* _TASK TO COMPLETE_:
Search the material and gather each line with "information" in it.

* _Dataset records_:
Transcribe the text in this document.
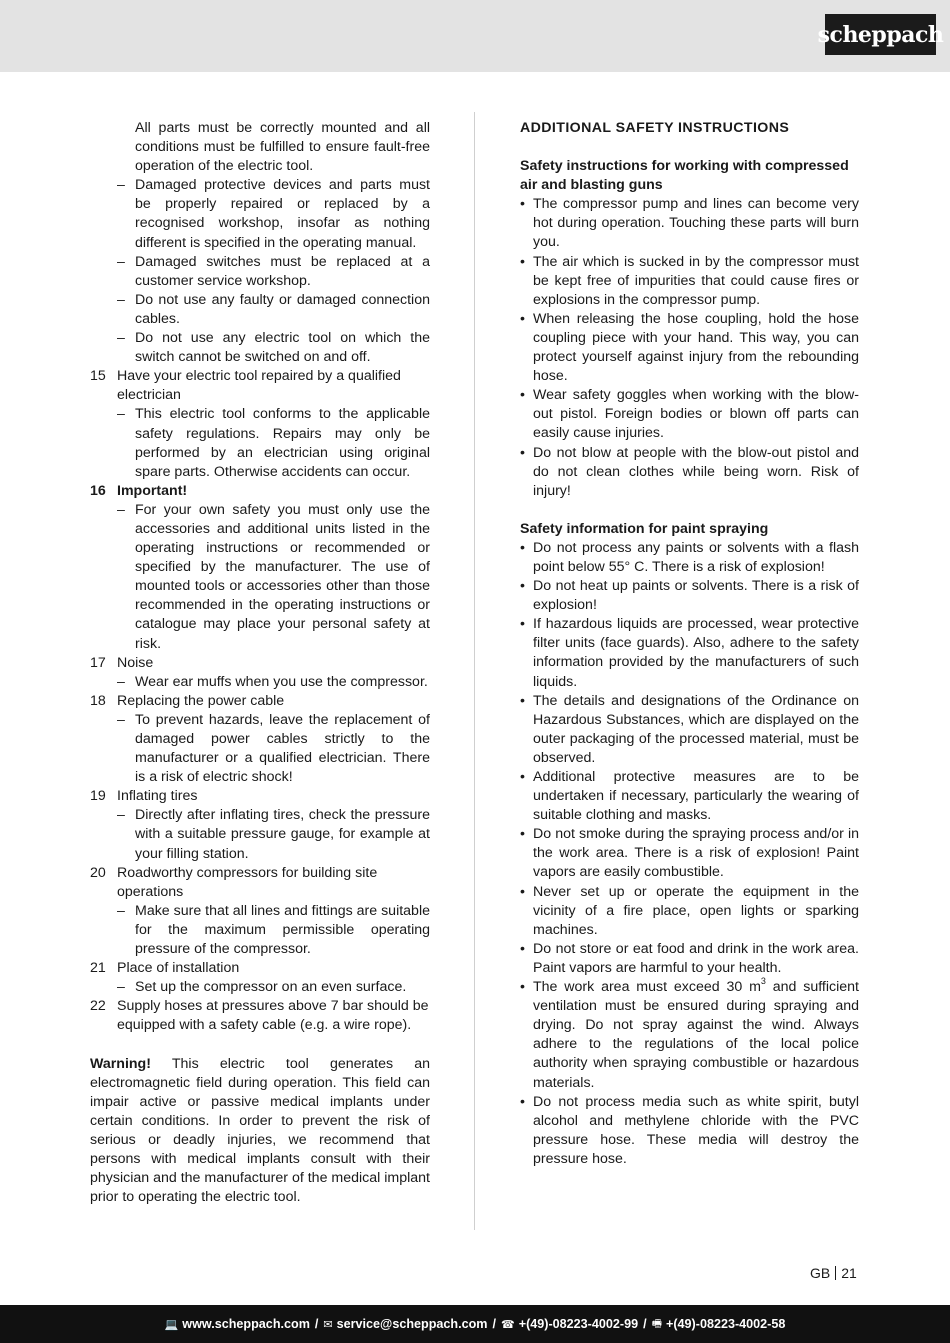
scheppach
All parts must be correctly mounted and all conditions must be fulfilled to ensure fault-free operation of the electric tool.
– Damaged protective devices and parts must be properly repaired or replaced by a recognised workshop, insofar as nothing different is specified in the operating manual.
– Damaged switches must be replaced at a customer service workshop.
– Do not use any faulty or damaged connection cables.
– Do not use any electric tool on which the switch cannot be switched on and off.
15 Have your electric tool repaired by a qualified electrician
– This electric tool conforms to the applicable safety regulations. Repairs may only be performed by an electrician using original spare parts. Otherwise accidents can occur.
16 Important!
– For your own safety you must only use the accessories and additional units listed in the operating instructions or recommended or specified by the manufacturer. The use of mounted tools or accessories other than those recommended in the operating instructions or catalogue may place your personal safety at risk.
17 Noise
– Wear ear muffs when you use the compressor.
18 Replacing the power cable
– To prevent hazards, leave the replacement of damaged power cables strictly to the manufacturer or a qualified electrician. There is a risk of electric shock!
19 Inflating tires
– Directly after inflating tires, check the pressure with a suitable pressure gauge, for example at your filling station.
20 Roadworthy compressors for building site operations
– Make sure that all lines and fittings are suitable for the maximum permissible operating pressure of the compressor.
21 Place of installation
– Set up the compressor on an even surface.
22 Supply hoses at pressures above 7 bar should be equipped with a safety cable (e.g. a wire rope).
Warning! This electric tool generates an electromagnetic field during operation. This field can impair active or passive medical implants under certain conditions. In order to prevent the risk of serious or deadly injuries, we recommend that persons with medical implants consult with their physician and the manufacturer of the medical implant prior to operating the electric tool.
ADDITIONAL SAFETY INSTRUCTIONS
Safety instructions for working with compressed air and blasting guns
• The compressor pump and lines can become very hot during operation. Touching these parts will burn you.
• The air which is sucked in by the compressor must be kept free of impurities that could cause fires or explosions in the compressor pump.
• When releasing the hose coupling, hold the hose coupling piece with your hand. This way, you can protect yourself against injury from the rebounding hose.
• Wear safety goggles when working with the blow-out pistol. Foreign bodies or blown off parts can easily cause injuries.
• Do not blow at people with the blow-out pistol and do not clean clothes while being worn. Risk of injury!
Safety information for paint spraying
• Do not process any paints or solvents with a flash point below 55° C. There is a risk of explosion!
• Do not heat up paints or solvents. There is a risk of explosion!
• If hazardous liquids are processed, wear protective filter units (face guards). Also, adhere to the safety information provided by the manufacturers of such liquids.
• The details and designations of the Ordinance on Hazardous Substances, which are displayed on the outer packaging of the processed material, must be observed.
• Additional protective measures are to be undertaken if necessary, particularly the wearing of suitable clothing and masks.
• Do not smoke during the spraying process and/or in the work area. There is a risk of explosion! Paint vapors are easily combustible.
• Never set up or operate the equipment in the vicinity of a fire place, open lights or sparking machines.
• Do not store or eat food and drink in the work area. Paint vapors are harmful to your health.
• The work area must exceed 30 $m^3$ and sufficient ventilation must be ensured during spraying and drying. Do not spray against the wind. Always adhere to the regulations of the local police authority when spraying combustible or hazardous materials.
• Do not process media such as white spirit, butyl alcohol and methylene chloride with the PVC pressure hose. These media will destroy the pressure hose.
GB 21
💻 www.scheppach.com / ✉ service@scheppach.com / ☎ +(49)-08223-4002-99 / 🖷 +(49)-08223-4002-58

==

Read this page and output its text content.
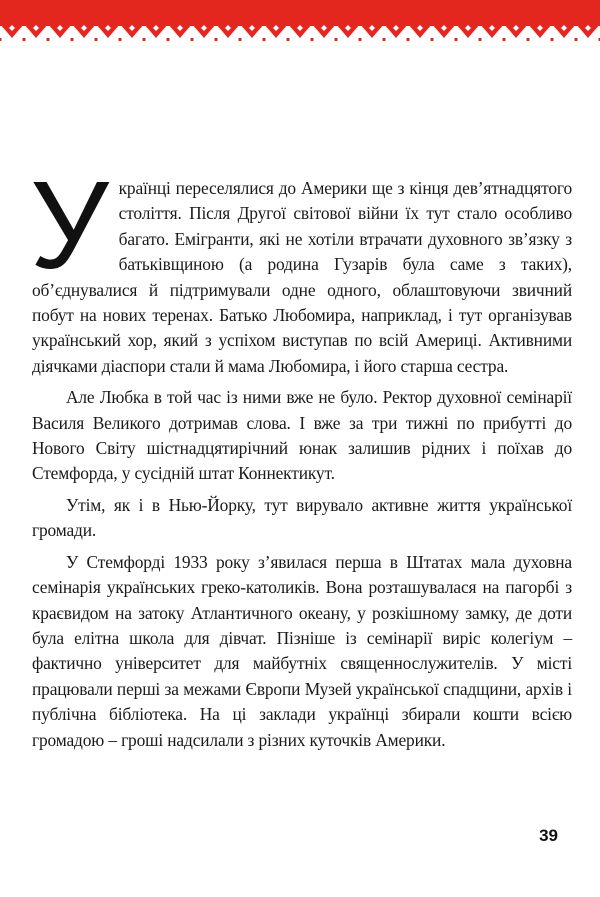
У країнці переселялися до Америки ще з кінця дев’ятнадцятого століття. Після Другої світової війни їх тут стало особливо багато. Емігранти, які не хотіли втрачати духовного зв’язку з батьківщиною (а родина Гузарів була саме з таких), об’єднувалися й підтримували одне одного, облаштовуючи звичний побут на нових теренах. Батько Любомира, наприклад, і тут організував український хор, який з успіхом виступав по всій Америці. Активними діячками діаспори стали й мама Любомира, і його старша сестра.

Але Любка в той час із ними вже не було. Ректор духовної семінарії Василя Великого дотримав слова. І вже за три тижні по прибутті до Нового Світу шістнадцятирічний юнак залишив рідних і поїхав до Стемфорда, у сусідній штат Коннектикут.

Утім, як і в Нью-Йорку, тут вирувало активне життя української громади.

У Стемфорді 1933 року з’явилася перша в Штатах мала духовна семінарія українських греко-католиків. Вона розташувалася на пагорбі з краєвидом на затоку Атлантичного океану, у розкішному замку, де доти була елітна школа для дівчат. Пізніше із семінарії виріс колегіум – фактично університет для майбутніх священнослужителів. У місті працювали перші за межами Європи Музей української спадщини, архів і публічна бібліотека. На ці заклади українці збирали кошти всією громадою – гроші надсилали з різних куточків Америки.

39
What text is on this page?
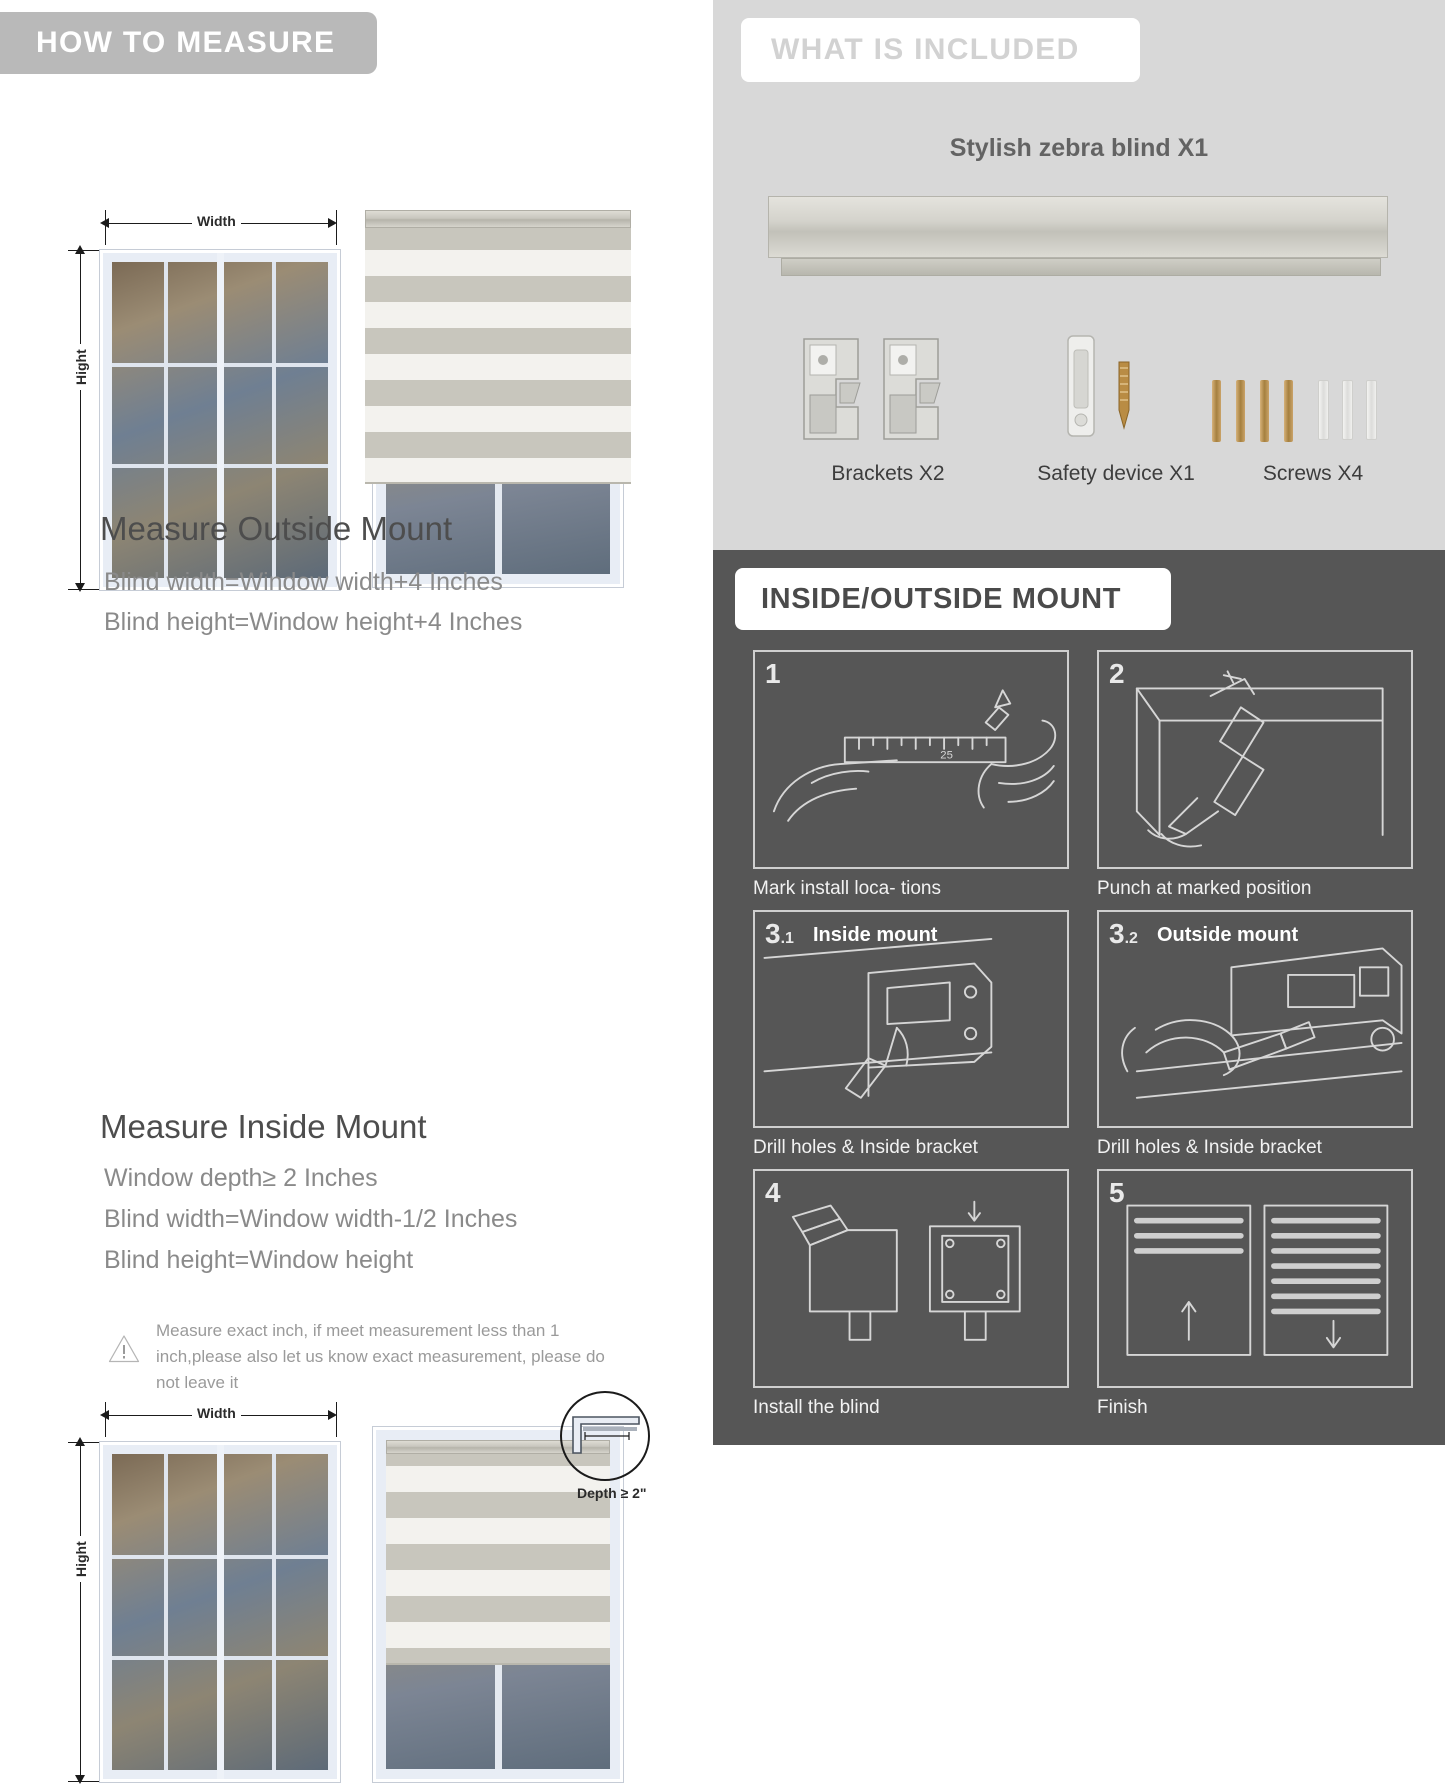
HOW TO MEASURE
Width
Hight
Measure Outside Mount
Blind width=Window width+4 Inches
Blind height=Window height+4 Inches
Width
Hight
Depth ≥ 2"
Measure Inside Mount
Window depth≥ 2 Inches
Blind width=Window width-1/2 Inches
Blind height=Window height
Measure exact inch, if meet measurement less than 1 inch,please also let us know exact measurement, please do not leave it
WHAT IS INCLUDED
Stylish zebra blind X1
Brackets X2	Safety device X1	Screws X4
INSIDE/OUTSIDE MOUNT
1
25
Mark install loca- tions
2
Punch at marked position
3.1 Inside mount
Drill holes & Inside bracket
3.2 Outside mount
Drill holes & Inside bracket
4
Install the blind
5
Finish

* _FINISHED TASK_:
Safety information for paint spraying
• If hazardous liquids are processed, wear protective filter units (face guards). Also, adhere to the safety information provided by the manufacturers of such liquids.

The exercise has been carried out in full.